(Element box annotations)
-- Begin --

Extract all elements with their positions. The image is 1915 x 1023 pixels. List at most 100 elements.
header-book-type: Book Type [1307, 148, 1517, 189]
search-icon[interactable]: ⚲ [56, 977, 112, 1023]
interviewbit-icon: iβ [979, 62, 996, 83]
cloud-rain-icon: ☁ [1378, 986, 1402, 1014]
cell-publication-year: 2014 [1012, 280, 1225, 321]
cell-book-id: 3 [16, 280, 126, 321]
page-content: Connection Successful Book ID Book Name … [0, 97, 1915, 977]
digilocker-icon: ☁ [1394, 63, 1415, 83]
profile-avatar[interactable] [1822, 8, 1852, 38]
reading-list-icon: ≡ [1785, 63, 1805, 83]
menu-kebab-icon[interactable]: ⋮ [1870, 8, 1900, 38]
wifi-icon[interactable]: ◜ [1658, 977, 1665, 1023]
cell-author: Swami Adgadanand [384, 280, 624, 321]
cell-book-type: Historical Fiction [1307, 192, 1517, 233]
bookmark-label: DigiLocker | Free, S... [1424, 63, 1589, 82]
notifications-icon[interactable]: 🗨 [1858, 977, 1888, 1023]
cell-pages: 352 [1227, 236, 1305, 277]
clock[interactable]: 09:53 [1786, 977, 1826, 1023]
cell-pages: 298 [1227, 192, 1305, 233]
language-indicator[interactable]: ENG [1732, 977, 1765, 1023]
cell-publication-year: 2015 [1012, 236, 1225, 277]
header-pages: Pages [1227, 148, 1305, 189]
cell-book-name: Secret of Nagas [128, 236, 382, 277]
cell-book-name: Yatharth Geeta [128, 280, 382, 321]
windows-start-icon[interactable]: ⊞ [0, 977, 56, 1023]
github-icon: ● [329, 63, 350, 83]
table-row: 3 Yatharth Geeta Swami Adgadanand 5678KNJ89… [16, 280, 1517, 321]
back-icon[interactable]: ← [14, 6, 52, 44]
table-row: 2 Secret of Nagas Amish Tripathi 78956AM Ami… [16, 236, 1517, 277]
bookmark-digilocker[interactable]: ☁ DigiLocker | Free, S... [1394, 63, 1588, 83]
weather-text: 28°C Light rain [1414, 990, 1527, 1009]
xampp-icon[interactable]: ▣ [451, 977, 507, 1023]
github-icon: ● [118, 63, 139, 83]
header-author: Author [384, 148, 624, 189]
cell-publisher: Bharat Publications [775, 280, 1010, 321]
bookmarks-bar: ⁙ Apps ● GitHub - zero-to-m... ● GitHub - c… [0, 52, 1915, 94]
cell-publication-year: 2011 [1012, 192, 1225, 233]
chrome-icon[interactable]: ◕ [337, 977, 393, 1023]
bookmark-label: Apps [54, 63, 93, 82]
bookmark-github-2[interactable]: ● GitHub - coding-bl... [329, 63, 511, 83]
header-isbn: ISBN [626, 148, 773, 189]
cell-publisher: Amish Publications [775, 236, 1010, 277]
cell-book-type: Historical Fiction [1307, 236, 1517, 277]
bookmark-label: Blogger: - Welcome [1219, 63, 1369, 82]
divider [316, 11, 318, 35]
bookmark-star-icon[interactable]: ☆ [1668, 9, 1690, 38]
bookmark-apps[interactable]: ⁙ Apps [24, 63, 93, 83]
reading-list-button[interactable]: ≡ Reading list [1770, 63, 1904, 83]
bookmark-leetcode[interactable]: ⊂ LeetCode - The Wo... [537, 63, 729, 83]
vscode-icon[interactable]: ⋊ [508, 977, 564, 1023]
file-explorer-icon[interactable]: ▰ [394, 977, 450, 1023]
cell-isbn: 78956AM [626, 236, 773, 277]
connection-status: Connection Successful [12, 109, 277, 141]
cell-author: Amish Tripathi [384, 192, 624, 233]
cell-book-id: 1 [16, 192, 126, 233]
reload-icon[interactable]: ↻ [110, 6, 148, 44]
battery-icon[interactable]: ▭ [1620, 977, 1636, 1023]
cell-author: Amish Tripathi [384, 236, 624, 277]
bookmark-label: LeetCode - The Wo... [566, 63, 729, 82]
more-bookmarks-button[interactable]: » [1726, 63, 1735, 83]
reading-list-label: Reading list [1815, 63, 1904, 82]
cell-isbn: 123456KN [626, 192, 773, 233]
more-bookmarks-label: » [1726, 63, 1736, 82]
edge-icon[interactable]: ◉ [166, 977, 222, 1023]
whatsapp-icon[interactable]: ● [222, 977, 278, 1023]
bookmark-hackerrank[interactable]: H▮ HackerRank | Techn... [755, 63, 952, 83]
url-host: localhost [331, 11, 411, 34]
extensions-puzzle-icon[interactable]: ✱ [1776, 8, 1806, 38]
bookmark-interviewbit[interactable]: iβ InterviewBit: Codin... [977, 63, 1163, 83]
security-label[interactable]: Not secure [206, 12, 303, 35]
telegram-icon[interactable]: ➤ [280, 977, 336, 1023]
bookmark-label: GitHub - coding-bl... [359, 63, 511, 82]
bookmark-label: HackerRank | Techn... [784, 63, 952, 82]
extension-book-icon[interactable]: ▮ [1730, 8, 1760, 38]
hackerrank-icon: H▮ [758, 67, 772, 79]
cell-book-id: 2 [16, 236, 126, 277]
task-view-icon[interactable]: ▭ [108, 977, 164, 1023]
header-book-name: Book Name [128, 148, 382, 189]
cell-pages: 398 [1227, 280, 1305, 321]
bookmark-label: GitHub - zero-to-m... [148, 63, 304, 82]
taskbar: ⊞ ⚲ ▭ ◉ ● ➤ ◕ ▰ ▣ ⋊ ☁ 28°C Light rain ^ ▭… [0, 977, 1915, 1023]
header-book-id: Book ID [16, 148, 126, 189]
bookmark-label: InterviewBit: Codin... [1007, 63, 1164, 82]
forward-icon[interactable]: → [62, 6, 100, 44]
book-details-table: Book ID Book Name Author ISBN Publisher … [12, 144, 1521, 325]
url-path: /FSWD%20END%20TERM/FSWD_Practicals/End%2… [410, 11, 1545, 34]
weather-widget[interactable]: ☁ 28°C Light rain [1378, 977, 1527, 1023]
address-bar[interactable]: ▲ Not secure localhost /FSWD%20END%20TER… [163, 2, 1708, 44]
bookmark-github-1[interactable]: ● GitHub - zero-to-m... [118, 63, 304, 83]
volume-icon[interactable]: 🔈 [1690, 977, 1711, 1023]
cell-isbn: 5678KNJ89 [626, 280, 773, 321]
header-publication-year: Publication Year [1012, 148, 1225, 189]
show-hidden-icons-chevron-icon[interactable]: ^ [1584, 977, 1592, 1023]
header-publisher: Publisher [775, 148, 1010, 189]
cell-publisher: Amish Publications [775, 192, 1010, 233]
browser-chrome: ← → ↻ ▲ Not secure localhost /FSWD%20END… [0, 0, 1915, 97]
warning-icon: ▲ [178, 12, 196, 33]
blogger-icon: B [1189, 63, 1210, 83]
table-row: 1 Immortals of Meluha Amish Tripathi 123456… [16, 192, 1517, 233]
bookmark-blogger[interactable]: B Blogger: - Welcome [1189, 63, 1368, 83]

-- End --

Retype every row above word for word, with nothing changed.

Extract all elements with their positions. The image is 1915 x 1023 pixels. List at most 100 elements.
header-book-type: Book Type [1307, 148, 1517, 189]
search-icon[interactable]: ⚲ [56, 977, 112, 1023]
interviewbit-icon: iβ [979, 62, 996, 83]
cloud-rain-icon: ☁ [1378, 986, 1402, 1014]
cell-publication-year: 2014 [1012, 280, 1225, 321]
cell-book-id: 3 [16, 280, 126, 321]
page-content: Connection Successful Book ID Book Name … [0, 97, 1915, 977]
digilocker-icon: ☁ [1394, 63, 1415, 83]
profile-avatar[interactable] [1822, 8, 1852, 38]
reading-list-icon: ≡ [1785, 63, 1805, 83]
menu-kebab-icon[interactable]: ⋮ [1870, 8, 1900, 38]
wifi-icon[interactable]: ◜ [1658, 977, 1665, 1023]
cell-author: Swami Adgadanand [384, 280, 624, 321]
cell-book-type: Historical Fiction [1307, 192, 1517, 233]
bookmark-label: DigiLocker | Free, S... [1424, 63, 1589, 82]
notifications-icon[interactable]: 🗨 [1858, 977, 1888, 1023]
cell-pages: 352 [1227, 236, 1305, 277]
clock[interactable]: 09:53 [1786, 977, 1826, 1023]
cell-pages: 298 [1227, 192, 1305, 233]
language-indicator[interactable]: ENG [1732, 977, 1765, 1023]
cell-publication-year: 2015 [1012, 236, 1225, 277]
header-pages: Pages [1227, 148, 1305, 189]
cell-book-name: Secret of Nagas [128, 236, 382, 277]
cell-book-name: Yatharth Geeta [128, 280, 382, 321]
windows-start-icon[interactable]: ⊞ [0, 977, 56, 1023]
github-icon: ● [329, 63, 350, 83]
table-row: 3 Yatharth Geeta Swami Adgadanand 5678KNJ89… [16, 280, 1517, 321]
back-icon[interactable]: ← [14, 6, 52, 44]
table-row: 2 Secret of Nagas Amish Tripathi 78956AM Ami… [16, 236, 1517, 277]
bookmark-digilocker[interactable]: ☁ DigiLocker | Free, S... [1394, 63, 1588, 83]
weather-text: 28°C Light rain [1414, 990, 1527, 1009]
xampp-icon[interactable]: ▣ [451, 977, 507, 1023]
github-icon: ● [118, 63, 139, 83]
header-author: Author [384, 148, 624, 189]
cell-publisher: Bharat Publications [775, 280, 1010, 321]
bookmarks-bar: ⁙ Apps ● GitHub - zero-to-m... ● GitHub - c… [0, 52, 1915, 94]
cell-publication-year: 2011 [1012, 192, 1225, 233]
chrome-icon[interactable]: ◕ [337, 977, 393, 1023]
bookmark-label: Apps [54, 63, 93, 82]
bookmark-github-2[interactable]: ● GitHub - coding-bl... [329, 63, 511, 83]
header-isbn: ISBN [626, 148, 773, 189]
cell-publisher: Amish Publications [775, 236, 1010, 277]
cell-book-type: Historical Fiction [1307, 236, 1517, 277]
bookmark-label: Blogger: - Welcome [1219, 63, 1369, 82]
divider [316, 11, 318, 35]
bookmark-star-icon[interactable]: ☆ [1668, 9, 1690, 38]
bookmark-apps[interactable]: ⁙ Apps [24, 63, 93, 83]
reading-list-button[interactable]: ≡ Reading list [1770, 63, 1904, 83]
bookmark-leetcode[interactable]: ⊂ LeetCode - The Wo... [537, 63, 729, 83]
vscode-icon[interactable]: ⋊ [508, 977, 564, 1023]
file-explorer-icon[interactable]: ▰ [394, 977, 450, 1023]
cell-isbn: 78956AM [626, 236, 773, 277]
connection-status: Connection Successful [12, 109, 277, 141]
cell-author: Amish Tripathi [384, 192, 624, 233]
cell-book-id: 1 [16, 192, 126, 233]
reload-icon[interactable]: ↻ [110, 6, 148, 44]
battery-icon[interactable]: ▭ [1620, 977, 1636, 1023]
cell-author: Amish Tripathi [384, 236, 624, 277]
bookmark-label: LeetCode - The Wo... [566, 63, 729, 82]
more-bookmarks-button[interactable]: » [1726, 63, 1735, 83]
reading-list-label: Reading list [1815, 63, 1904, 82]
cell-isbn: 123456KN [626, 192, 773, 233]
more-bookmarks-label: » [1726, 63, 1736, 82]
edge-icon[interactable]: ◉ [166, 977, 222, 1023]
whatsapp-icon[interactable]: ● [222, 977, 278, 1023]
bookmark-hackerrank[interactable]: H▮ HackerRank | Techn... [755, 63, 952, 83]
url-host: localhost [331, 11, 411, 34]
extensions-puzzle-icon[interactable]: ✱ [1776, 8, 1806, 38]
bookmark-interviewbit[interactable]: iβ InterviewBit: Codin... [977, 63, 1163, 83]
security-label[interactable]: Not secure [206, 12, 303, 35]
telegram-icon[interactable]: ➤ [280, 977, 336, 1023]
bookmark-label: GitHub - coding-bl... [359, 63, 511, 82]
bookmark-label: HackerRank | Techn... [784, 63, 952, 82]
extension-book-icon[interactable]: ▮ [1730, 8, 1760, 38]
hackerrank-icon: H▮ [758, 67, 772, 79]
cell-book-id: 2 [16, 236, 126, 277]
task-view-icon[interactable]: ▭ [108, 977, 164, 1023]
header-book-name: Book Name [128, 148, 382, 189]
cell-pages: 398 [1227, 280, 1305, 321]
bookmark-label: GitHub - zero-to-m... [148, 63, 304, 82]
taskbar: ⊞ ⚲ ▭ ◉ ● ➤ ◕ ▰ ▣ ⋊ ☁ 28°C Light rain ^ ▭… [0, 977, 1915, 1023]
header-book-id: Book ID [16, 148, 126, 189]
bookmark-label: InterviewBit: Codin... [1007, 63, 1164, 82]
forward-icon[interactable]: → [62, 6, 100, 44]
book-details-table: Book ID Book Name Author ISBN Publisher … [12, 144, 1521, 325]
url-path: /FSWD%20END%20TERM/FSWD_Practicals/End%2… [410, 11, 1545, 34]
weather-widget[interactable]: ☁ 28°C Light rain [1378, 977, 1527, 1023]
address-bar[interactable]: ▲ Not secure localhost /FSWD%20END%20TER… [163, 2, 1708, 44]
bookmark-github-1[interactable]: ● GitHub - zero-to-m... [118, 63, 304, 83]
volume-icon[interactable]: 🔈 [1690, 977, 1711, 1023]
cell-isbn: 5678KNJ89 [626, 280, 773, 321]
header-publication-year: Publication Year [1012, 148, 1225, 189]
show-hidden-icons-chevron-icon[interactable]: ^ [1584, 977, 1592, 1023]
header-publisher: Publisher [775, 148, 1010, 189]
cell-publisher: Amish Publications [775, 192, 1010, 233]
browser-chrome: ← → ↻ ▲ Not secure localhost /FSWD%20END… [0, 0, 1915, 97]
warning-icon: ▲ [178, 12, 196, 33]
blogger-icon: B [1189, 63, 1210, 83]
table-row: 1 Immortals of Meluha Amish Tripathi 123456… [16, 192, 1517, 233]
bookmark-blogger[interactable]: B Blogger: - Welcome [1189, 63, 1368, 83]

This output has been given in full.